Lista de tareas:
[a] Según el pasaje sobre Archidona, ¿en qué calle abría sus puertas el cine de invierno?
[b] Transcribe del pasaje sobre Archidona el fragmento que va desde "Cosas de estas" hasta "manjares del día.", ambos incluidos.

Pasaje proporcionado:
◇ ◇ ◇ ◇ ◇ ◇ ◇
Cosas como estas me las contaba hace años infinitos un primo que yo tuve en un pueblo de esas montañas del sur de España que encubran siempre la historia y la fe.



En aquella Archidona preñada de gestas heroicas de árabes conquistadores y de cristianos a la defensiva, el cine saltaba por sus calles empedradas que conducen siempre más abajo.

Y Tarzán el de la selva saltaba de árbol en árbol mientras Jane le esperaba al lado de la repelente mona Chita. Otras veces le tocaba el turno a Cantinflas que enamoraba al vecindario en el cine de invierno o en el de verano, al aire libre.

Cosas de estas me las contaba aquel hombre maravilloso llamado Antonio que en un banco del Paseo, que se repartían por igual enamorados castos y niños revoltosos, me da lecciones de todo y me hablaba, sin yo saberlo, de lo divino y de lo humano. A dos pasos, en la calle Carrera, abría sus puertas el cine de invierno. O el de verano. Qué más da. Había cine y la gente no estaba todavía endemoniada por el tráfico de conciencias de la televisión.

El me enseñó la delicia de las ancas de rana frita, que la mayoría de la gente despreciaba pero que en los restaurantes de París era, lo descubrí bastantes años más tarde, uno de los manjares del día.

Me enseñó otras muchas cosas. El ansia de leer, en novelas por entregas de las cuales todavía quedan fascículos ajados en la biblioteca del cortijo de Sarten Rota, al que él nos llevaba en su "Rubia", un coche de origen norteamericano que habría transformado en una fascinante ranchera con bellos paneles de madera.

Pero a aquel hombre que tanto sabía, que sabía más que lo corriente, que enamoraba con una sonrisa que se llevó hasta la muerte, se le pasó por alto que su puesto, que a las alturas de estos años dos mil tiene ya hasta un festival de cine con intenciones de crecer, ignoraba alguna cosa.

A los dos nos gustaban las historias de espías, aunque quizá él sólo las disfrutaba porque yo se lo pedía. Nos pirrábamos por aquellos primeros espías ocultos en gabardinas que no se quitaban aunque hiciese sol, que para eso era el cine.

Algunas vez veíamos desde nuestro observatorio del Paseo como un Studebaker negro con banderines militares y escolta ruidosa provocaba polvaredas arrancando el suelo de la calle en una inmensa nube de polvo que hacía maldecir a los paseantes.

Aquel Studebaker era tanto más aparatoso cuanto que entonces apenas había unos cuantos coches en el pueblo.
◇ ◇ ◇ ◇ ◇ ◇ ◇
[Datos de elementos y regiones]
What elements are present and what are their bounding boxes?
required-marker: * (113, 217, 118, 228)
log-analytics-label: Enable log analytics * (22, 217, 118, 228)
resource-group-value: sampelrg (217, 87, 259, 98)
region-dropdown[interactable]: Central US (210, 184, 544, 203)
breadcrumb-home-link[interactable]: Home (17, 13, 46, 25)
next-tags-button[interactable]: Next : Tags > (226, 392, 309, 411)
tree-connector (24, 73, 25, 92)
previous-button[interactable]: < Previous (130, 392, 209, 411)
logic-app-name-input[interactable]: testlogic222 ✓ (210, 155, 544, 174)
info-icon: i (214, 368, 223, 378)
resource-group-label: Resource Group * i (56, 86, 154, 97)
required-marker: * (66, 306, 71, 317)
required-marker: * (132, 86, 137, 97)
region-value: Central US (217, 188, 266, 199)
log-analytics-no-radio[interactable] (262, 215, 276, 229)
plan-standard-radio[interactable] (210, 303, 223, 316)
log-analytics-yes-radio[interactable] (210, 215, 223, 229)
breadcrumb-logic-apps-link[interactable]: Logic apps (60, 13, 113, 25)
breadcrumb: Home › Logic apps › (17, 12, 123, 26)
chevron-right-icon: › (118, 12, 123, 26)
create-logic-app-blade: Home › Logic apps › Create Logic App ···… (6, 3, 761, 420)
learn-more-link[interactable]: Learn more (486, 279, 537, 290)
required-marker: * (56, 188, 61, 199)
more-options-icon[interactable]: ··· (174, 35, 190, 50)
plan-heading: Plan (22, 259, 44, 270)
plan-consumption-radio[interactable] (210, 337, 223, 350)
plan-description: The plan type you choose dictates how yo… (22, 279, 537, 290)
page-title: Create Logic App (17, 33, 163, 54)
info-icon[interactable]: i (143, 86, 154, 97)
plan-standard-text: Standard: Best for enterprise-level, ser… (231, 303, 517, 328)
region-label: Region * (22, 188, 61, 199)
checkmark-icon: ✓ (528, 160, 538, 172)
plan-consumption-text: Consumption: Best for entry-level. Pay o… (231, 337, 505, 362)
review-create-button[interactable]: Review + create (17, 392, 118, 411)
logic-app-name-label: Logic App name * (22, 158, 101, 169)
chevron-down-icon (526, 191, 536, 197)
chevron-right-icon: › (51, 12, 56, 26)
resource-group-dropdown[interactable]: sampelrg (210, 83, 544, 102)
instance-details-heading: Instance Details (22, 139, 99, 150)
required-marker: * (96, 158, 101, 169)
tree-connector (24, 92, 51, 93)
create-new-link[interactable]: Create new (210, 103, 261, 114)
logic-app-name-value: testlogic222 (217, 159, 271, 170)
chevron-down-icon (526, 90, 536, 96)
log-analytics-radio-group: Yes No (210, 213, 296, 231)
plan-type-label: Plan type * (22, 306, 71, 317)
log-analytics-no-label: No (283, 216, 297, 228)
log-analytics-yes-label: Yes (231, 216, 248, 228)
◇ ◇ ◇ ◇ ◇ ◇ ◇
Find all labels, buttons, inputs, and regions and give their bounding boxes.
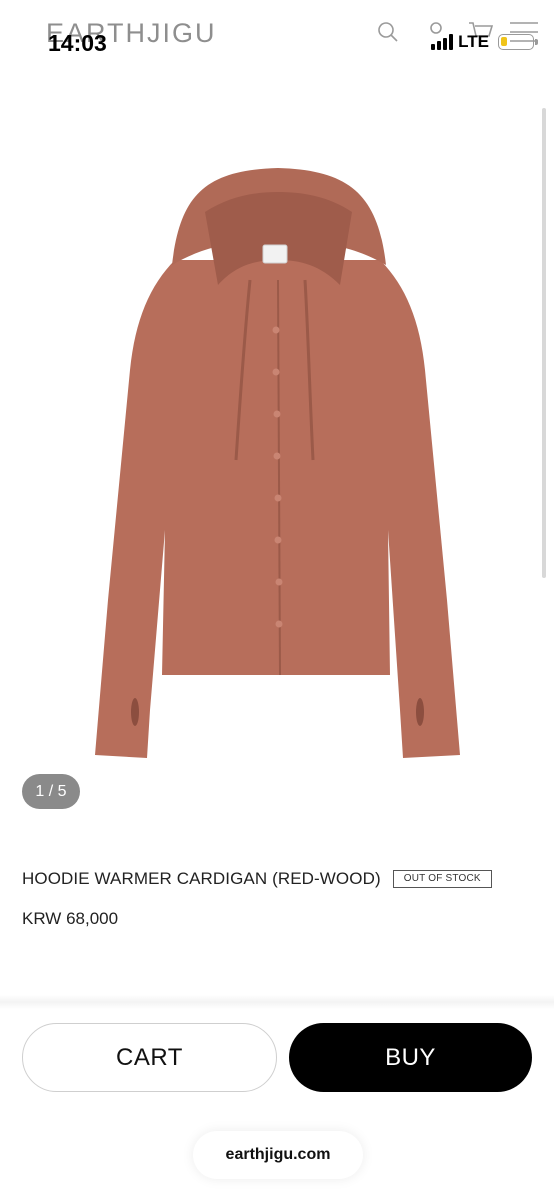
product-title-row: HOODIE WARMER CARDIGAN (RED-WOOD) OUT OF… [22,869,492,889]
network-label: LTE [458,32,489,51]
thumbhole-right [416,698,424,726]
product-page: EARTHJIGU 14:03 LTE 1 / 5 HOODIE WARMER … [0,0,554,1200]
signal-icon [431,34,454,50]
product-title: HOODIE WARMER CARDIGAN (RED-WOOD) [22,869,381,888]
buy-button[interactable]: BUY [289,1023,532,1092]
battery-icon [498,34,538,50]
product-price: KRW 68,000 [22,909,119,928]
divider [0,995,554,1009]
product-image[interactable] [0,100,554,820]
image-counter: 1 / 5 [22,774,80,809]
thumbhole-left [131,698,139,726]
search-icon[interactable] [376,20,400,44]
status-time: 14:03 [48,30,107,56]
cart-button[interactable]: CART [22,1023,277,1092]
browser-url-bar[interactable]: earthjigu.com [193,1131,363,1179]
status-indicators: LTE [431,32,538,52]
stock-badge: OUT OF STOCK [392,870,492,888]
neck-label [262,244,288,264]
◇ ◇ ◇ ◇ ◇ ◇ ◇
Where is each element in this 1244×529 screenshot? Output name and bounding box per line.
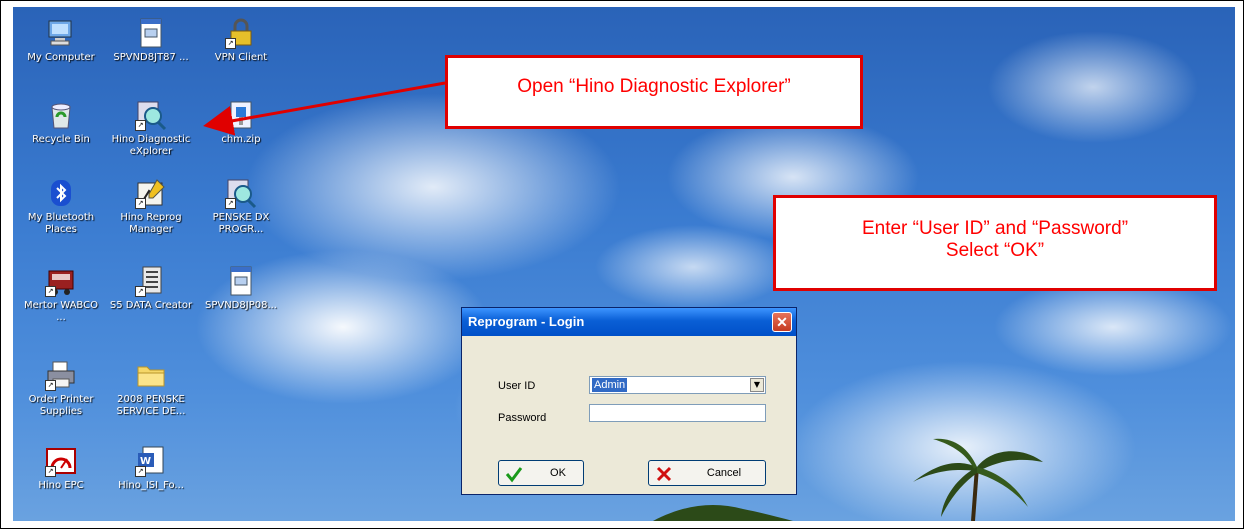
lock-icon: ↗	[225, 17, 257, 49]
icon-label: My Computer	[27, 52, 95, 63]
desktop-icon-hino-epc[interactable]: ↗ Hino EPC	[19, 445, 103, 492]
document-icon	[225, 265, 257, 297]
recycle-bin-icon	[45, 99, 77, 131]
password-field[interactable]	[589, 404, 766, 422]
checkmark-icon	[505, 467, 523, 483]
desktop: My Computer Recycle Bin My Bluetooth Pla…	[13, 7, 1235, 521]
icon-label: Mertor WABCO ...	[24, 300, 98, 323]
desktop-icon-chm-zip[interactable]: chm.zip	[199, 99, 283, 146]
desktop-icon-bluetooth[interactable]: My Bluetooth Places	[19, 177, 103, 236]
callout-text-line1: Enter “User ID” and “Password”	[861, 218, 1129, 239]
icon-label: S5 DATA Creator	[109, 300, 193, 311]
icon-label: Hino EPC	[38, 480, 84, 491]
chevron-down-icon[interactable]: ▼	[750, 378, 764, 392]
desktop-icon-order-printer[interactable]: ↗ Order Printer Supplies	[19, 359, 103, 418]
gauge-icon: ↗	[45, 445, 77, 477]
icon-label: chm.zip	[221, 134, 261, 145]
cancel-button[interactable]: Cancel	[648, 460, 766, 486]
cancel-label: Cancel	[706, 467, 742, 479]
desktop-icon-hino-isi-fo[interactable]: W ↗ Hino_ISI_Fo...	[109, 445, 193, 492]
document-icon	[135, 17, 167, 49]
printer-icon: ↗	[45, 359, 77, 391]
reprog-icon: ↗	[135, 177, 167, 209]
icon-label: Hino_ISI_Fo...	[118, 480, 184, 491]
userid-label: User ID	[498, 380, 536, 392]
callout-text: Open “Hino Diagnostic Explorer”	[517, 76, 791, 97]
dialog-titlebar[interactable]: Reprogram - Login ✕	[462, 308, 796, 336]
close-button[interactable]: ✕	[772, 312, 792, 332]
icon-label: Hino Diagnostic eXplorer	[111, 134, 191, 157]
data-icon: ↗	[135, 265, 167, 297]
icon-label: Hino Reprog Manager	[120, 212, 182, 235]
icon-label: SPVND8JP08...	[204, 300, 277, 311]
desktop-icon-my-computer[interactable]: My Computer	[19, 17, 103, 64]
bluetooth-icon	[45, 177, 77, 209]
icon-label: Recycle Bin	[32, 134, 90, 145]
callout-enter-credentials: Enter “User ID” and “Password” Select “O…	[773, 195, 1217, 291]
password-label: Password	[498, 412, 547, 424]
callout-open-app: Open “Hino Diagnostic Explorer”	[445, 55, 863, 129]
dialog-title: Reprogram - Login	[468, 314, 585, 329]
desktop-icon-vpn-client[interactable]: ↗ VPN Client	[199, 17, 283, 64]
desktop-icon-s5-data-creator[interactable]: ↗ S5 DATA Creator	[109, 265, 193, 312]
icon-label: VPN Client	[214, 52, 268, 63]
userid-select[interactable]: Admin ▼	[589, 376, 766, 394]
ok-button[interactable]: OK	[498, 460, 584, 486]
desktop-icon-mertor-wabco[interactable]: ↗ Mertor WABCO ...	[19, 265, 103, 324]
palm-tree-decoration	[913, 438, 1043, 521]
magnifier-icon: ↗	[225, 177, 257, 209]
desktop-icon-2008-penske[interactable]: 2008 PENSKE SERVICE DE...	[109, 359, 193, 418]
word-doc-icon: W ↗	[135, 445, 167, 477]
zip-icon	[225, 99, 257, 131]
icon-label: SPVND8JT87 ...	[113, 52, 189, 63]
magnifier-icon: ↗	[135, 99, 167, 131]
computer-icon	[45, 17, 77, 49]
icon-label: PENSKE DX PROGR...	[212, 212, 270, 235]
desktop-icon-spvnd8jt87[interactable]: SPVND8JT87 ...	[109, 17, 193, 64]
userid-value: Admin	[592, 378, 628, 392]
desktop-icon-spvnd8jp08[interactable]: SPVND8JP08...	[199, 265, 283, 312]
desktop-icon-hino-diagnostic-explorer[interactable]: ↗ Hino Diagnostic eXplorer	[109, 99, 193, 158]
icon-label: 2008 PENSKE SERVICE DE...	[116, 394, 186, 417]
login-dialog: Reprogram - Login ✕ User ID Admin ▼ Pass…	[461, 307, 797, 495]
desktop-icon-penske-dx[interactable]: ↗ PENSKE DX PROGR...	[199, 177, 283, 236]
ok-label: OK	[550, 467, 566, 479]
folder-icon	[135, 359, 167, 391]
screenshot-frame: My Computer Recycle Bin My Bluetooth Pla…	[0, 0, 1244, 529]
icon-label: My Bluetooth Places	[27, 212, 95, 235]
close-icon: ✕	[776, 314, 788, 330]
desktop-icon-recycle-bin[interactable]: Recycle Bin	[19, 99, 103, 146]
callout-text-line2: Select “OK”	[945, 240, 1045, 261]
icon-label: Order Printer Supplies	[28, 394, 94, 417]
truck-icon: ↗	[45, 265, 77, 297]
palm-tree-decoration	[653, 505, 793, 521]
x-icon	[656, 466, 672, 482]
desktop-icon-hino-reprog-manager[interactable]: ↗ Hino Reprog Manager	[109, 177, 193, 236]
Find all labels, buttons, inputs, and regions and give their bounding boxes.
◇ ◇ ◇ ◇ ◇ ◇ ◇
Soluciones:
[a] En la calle Carrera.

[b]
Cosas de estas me las contaba aquel hombre maravilloso llamado Antonio que en un banco del Paseo, que se repartían por igual enamorados castos y niños revoltosos, me da lecciones de todo y me hablaba, sin yo saberlo, de lo divino y de lo humano. A dos pasos, en la calle Carrera, abría sus puertas el cine de invierno. O el de verano. Qué más da. Había cine y la gente no estaba todavía endemoniada por el tráfico de conciencias de la televisión.

El me enseñó la delicia de las ancas de rana frita, que la mayoría de la gente despreciaba pero que en los restaurantes de París era, lo descubrí bastantes años más tarde, uno de los manjares del día.